▶ **TASK MATERIAL**:

__________

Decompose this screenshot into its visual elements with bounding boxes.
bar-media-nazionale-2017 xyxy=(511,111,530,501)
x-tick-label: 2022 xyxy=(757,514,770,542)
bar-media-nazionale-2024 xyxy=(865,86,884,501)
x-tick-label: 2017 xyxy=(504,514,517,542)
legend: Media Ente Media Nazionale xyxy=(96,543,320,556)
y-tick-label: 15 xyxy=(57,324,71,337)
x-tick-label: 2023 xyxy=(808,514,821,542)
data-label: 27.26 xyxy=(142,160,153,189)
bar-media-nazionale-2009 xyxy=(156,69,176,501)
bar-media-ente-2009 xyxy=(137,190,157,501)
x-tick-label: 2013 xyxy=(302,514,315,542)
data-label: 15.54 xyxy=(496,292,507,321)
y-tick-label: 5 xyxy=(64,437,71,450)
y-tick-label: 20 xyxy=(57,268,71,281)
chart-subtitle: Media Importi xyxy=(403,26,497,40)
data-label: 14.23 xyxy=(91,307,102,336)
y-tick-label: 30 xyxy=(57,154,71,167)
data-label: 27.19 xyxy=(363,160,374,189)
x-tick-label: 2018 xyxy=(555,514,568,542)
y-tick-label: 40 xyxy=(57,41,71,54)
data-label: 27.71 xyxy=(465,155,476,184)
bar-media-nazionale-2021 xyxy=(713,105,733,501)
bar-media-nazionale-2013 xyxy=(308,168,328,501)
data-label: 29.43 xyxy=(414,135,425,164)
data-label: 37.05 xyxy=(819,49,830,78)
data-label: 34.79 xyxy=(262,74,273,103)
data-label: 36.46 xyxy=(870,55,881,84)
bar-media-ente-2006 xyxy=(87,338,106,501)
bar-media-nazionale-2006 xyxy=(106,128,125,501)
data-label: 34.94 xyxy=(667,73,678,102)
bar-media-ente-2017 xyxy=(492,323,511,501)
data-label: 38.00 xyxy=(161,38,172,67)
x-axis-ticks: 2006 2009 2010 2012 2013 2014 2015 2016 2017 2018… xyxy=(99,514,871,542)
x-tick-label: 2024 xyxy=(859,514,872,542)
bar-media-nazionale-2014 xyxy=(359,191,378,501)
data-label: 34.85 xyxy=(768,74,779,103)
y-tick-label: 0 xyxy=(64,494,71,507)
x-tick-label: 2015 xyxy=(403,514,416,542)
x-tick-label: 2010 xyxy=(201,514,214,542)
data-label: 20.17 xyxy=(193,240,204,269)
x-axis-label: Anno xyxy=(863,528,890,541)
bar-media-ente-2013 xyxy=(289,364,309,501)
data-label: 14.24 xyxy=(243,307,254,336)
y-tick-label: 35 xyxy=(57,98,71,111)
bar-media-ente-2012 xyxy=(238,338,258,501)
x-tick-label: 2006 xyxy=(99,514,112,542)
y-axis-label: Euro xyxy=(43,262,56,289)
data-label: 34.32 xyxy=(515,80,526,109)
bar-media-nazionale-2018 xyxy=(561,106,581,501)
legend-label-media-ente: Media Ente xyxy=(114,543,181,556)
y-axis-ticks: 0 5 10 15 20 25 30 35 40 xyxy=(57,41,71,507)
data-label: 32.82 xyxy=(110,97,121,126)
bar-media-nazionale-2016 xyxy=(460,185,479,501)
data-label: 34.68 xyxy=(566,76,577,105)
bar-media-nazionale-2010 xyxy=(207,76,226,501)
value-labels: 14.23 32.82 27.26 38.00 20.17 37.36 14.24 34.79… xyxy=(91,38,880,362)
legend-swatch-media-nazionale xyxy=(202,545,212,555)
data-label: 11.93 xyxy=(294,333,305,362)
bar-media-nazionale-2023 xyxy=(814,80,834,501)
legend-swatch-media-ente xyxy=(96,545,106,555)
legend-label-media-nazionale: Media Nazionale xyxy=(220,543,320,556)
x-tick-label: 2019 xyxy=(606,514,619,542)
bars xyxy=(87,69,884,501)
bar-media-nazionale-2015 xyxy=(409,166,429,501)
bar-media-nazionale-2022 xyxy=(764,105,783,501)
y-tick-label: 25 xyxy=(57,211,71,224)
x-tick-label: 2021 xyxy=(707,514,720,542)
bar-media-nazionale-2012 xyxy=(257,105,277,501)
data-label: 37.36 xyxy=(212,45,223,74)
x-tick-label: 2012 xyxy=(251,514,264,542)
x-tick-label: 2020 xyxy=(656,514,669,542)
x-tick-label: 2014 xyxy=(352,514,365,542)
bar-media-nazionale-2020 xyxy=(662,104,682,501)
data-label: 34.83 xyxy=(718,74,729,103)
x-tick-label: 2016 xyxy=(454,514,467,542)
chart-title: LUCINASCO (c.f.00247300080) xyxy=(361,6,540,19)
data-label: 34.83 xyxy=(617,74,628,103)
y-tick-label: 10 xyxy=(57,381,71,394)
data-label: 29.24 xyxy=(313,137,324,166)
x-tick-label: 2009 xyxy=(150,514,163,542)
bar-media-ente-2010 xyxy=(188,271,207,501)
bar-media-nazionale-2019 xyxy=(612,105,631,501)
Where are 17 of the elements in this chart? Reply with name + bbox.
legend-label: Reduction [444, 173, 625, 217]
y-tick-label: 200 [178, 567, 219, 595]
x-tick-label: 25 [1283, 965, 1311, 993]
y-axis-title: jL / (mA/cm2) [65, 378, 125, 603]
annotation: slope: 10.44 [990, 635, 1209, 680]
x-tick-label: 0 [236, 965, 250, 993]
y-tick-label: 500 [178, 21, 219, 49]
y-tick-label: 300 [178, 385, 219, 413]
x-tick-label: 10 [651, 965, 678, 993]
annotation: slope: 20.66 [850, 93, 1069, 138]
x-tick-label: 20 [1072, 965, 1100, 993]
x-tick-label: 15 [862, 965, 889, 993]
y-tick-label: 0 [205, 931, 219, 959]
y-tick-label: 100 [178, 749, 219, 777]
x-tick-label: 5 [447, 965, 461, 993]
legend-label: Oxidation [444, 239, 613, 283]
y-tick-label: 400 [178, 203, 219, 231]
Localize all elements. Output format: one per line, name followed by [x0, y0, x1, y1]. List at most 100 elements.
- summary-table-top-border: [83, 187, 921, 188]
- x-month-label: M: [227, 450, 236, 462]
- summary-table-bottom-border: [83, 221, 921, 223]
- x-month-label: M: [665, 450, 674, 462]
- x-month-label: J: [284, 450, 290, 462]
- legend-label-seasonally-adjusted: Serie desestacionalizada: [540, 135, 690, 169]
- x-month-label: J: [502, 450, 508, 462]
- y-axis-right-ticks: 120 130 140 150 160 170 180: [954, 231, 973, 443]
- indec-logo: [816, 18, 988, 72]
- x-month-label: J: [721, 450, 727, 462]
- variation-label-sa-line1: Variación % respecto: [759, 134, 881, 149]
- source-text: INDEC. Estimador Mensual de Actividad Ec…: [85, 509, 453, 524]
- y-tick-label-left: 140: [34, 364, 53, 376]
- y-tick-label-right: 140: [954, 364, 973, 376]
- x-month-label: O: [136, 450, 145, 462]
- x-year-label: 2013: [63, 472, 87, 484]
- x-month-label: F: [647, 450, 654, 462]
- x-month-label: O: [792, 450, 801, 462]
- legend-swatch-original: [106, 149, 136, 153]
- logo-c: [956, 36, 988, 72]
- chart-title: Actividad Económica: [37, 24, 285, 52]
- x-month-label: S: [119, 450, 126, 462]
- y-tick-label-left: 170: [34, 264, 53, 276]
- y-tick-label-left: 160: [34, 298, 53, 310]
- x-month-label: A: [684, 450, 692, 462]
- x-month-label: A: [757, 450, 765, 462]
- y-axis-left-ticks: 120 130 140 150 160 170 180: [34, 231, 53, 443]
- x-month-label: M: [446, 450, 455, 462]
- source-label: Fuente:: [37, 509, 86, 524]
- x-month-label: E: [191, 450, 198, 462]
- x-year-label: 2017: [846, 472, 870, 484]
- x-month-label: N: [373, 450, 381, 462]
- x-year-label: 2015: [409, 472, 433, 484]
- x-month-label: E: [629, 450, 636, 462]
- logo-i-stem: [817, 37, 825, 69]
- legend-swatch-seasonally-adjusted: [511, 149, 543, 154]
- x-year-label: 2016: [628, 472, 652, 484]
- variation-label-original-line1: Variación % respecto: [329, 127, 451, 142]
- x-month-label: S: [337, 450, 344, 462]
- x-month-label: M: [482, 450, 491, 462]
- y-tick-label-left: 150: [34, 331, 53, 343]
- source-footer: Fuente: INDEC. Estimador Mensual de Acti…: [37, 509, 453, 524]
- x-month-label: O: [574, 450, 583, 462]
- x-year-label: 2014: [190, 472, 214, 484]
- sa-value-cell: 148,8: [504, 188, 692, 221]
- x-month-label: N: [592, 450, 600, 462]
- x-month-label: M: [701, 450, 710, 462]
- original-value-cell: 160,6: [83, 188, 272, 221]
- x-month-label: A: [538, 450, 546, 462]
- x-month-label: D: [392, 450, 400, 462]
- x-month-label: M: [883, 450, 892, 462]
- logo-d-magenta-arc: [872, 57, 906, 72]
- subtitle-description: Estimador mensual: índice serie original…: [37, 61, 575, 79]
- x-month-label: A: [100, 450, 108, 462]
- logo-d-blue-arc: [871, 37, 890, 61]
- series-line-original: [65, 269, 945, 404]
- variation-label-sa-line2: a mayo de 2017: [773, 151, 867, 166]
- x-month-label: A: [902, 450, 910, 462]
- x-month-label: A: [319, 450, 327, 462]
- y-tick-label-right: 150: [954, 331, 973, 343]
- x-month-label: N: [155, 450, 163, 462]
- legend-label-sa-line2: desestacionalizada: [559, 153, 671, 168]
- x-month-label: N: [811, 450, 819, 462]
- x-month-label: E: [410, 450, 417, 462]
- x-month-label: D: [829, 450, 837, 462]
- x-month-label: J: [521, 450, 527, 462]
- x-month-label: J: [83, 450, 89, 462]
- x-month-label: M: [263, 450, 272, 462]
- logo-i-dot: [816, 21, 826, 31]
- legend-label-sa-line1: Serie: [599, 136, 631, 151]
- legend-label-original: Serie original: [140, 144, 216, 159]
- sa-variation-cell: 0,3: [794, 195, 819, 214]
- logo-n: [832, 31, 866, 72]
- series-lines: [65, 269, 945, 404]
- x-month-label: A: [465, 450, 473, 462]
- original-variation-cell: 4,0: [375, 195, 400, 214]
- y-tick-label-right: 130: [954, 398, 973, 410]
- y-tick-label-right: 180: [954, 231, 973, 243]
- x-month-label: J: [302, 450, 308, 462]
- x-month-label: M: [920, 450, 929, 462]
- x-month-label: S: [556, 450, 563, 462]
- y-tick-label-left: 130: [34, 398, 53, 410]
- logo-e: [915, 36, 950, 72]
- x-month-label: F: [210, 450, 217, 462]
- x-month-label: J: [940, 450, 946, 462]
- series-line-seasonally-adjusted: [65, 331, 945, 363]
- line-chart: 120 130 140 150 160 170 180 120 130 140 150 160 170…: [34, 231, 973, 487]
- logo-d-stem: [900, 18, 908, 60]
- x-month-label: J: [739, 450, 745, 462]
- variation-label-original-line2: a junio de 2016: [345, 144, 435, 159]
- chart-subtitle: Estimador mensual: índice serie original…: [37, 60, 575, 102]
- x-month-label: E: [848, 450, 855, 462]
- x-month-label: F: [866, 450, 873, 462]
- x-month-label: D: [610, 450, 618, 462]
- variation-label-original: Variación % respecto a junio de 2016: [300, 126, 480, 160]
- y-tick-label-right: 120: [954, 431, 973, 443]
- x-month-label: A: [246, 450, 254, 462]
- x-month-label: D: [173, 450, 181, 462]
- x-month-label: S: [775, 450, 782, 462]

__________

▶ **WHAT YOU HAVE TO DO**: Reproduce the material above word for word, starting with its first line and going on through the line that contains "chart-subtitle: Media Importi".

▶ **WRITTEN RESPONSE**:
Decompose this screenshot into its visual elements with bounding boxes.
bar-media-nazionale-2017 xyxy=(511,111,530,501)
x-tick-label: 2022 xyxy=(757,514,770,542)
bar-media-nazionale-2024 xyxy=(865,86,884,501)
x-tick-label: 2017 xyxy=(504,514,517,542)
legend: Media Ente Media Nazionale xyxy=(96,543,320,556)
y-tick-label: 15 xyxy=(57,324,71,337)
x-tick-label: 2023 xyxy=(808,514,821,542)
data-label: 27.26 xyxy=(142,160,153,189)
bar-media-nazionale-2009 xyxy=(156,69,176,501)
bar-media-ente-2009 xyxy=(137,190,157,501)
x-tick-label: 2013 xyxy=(302,514,315,542)
data-label: 15.54 xyxy=(496,292,507,321)
y-tick-label: 5 xyxy=(64,437,71,450)
y-tick-label: 20 xyxy=(57,268,71,281)
chart-subtitle: Media Importi xyxy=(403,26,497,40)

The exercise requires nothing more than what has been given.